Written problem » Output each entry exactly; skip nothing.

* start *

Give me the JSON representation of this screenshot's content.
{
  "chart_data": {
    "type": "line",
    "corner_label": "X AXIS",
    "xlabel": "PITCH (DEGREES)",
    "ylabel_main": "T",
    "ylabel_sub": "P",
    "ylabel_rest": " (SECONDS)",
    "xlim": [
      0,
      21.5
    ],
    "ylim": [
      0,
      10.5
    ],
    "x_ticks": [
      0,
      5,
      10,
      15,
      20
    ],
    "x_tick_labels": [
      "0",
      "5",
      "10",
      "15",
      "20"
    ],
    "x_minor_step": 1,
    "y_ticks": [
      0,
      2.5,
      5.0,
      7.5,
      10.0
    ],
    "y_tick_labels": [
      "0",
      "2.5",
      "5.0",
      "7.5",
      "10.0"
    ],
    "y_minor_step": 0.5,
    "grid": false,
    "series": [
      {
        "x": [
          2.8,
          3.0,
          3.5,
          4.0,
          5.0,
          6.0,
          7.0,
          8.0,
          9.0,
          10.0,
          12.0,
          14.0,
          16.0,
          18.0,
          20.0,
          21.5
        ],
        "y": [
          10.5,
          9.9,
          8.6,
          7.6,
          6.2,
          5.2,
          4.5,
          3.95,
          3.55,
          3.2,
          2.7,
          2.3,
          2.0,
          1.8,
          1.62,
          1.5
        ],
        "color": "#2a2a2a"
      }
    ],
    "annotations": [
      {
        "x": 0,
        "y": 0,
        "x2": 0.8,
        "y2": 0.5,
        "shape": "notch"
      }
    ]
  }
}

* end *

Full response »
Give me the JSON representation of this screenshot's content.
{
  "chart_data": {
    "type": "line",
    "corner_label": "X AXIS",
    "xlabel": "PITCH (DEGREES)",
    "ylabel_main": "T",
    "ylabel_sub": "P",
    "ylabel_rest": " (SECONDS)",
    "xlim": [
      0,
      21.5
    ],
    "ylim": [
      0,
      10.5
    ],
    "x_ticks": [
      0,
      5,
      10,
      15,
      20
    ],
    "x_tick_labels": [
      "0",
      "5",
      "10",
      "15",
      "20"
    ],
    "x_minor_step": 1,
    "y_ticks": [
      0,
      2.5,
      5.0,
      7.5,
      10.0
    ],
    "y_tick_labels": [
      "0",
      "2.5",
      "5.0",
      "7.5",
      "10.0"
    ],
    "y_minor_step": 0.5,
    "grid": false,
    "series": [
      {
        "x": [
          2.8,
          3.0,
          3.5,
          4.0,
          5.0,
          6.0,
          7.0,
          8.0,
          9.0,
          10.0,
          12.0,
          14.0,
          16.0,
          18.0,
          20.0,
          21.5
        ],
        "y": [
          10.5,
          9.9,
          8.6,
          7.6,
          6.2,
          5.2,
          4.5,
          3.95,
          3.55,
          3.2,
          2.7,
          2.3,
          2.0,
          1.8,
          1.62,
          1.5
        ],
        "color": "#2a2a2a"
      }
    ],
    "annotations": [
      {
        "x": 0,
        "y": 0,
        "x2": 0.8,
        "y2": 0.5,
        "shape": "notch"
      }
    ]
  }
}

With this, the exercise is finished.